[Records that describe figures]
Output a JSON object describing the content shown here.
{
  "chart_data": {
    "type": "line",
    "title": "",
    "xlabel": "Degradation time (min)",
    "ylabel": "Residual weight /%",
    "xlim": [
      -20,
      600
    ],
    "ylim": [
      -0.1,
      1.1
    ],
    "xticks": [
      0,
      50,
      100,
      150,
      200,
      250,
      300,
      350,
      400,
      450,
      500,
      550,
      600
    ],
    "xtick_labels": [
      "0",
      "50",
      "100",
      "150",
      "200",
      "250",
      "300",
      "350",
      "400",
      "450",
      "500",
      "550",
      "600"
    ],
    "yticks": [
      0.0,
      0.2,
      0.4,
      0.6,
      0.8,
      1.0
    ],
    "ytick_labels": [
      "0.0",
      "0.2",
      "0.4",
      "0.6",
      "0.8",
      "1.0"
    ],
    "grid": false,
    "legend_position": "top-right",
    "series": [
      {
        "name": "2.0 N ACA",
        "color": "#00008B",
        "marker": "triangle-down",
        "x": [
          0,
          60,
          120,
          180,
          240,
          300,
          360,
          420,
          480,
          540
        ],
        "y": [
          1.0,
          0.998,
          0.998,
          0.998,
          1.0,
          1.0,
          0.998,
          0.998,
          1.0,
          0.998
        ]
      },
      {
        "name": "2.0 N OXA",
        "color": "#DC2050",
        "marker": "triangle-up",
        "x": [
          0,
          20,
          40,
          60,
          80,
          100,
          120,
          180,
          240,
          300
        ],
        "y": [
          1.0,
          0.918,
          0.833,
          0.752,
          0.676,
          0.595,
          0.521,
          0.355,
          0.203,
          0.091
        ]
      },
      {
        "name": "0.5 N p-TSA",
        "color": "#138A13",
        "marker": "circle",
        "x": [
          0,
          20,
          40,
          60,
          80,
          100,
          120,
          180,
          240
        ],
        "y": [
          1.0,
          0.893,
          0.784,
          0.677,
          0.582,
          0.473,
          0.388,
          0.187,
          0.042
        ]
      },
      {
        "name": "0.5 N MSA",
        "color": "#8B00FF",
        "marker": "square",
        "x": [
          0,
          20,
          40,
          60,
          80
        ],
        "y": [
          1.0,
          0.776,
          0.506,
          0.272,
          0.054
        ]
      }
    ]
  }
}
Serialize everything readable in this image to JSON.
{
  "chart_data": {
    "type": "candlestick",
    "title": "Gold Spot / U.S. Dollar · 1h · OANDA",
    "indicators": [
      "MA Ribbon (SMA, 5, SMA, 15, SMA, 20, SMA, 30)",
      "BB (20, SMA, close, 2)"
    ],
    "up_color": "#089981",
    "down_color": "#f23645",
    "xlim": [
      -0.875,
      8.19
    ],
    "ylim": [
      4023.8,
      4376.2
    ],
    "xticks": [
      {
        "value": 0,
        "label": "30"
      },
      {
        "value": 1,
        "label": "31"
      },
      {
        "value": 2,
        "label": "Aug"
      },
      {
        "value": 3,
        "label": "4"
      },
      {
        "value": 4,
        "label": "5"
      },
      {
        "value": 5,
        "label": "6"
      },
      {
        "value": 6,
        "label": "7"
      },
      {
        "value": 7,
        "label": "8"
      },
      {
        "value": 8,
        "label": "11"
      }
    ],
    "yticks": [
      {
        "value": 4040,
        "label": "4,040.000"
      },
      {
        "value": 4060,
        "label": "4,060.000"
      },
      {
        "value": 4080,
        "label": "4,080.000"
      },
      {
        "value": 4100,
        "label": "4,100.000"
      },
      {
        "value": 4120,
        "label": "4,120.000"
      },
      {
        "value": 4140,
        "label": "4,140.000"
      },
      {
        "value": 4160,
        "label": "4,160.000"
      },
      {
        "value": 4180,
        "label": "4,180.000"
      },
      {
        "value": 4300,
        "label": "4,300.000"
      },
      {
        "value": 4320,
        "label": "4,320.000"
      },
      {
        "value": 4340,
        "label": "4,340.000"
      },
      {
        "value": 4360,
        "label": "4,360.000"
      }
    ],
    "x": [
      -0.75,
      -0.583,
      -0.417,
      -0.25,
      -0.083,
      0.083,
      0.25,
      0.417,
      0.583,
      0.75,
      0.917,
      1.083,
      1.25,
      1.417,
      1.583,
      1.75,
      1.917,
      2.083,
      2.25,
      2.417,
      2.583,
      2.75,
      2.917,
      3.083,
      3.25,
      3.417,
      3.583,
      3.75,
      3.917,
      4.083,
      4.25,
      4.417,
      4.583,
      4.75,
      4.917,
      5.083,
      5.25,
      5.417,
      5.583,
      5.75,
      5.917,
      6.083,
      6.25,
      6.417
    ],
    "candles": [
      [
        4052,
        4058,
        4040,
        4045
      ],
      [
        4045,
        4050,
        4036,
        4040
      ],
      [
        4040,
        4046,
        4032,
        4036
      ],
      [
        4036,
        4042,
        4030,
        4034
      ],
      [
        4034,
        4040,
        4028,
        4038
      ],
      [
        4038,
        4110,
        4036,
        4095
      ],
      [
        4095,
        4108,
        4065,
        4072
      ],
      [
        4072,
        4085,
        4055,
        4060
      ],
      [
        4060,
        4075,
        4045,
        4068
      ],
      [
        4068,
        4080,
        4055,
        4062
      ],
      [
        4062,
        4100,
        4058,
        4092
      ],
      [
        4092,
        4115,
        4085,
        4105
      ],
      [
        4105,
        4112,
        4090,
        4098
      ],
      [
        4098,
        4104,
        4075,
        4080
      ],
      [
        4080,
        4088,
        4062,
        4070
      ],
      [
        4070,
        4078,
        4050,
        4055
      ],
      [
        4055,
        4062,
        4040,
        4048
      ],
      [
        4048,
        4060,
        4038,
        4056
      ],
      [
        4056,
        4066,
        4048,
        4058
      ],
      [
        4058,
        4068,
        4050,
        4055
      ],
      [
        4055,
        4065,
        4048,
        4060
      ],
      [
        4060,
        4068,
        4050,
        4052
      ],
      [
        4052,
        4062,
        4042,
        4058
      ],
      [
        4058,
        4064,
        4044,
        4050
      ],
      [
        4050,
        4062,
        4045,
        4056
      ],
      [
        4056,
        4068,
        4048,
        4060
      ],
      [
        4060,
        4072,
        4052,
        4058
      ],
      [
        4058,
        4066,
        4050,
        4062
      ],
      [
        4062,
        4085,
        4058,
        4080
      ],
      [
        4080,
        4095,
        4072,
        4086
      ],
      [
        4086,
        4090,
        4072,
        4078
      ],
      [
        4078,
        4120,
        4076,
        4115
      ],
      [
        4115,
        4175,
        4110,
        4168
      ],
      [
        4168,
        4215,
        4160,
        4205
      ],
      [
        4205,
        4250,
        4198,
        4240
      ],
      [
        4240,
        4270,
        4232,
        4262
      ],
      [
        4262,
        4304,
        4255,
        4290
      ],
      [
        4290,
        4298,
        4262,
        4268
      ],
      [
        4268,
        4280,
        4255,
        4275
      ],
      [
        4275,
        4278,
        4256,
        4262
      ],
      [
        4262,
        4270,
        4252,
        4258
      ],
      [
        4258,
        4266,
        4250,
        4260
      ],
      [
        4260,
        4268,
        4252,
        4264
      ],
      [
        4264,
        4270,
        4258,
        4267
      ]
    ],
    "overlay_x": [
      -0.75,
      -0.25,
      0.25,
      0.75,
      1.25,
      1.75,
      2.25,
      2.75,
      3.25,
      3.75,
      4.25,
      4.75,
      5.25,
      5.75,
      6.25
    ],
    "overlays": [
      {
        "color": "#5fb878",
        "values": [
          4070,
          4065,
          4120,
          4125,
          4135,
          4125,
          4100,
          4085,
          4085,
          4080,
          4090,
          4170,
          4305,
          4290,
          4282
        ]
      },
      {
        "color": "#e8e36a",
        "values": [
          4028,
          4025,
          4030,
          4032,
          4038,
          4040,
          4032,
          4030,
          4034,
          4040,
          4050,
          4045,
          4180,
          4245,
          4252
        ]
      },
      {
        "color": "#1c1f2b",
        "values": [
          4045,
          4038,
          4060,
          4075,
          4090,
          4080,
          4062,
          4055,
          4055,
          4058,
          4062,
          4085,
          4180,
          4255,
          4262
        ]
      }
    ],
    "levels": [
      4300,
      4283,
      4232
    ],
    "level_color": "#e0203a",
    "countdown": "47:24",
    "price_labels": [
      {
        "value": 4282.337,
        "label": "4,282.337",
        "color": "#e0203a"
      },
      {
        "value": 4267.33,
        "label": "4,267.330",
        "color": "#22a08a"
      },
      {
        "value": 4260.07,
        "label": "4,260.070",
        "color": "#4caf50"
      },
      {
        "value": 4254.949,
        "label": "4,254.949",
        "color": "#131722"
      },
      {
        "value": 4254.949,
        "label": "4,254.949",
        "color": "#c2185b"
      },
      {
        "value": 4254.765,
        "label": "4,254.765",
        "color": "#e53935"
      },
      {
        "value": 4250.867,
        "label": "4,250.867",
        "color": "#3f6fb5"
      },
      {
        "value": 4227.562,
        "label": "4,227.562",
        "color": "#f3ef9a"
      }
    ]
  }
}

### WRITTEN EXERCISE
From the entries above, collect every line with the string "name" in it.

### RIGHT ANSWER
        "name": "2.0 N ACA",
        "name": "2.0 N OXA",
        "name": "0.5 N p-TSA",
        "name": "0.5 N MSA",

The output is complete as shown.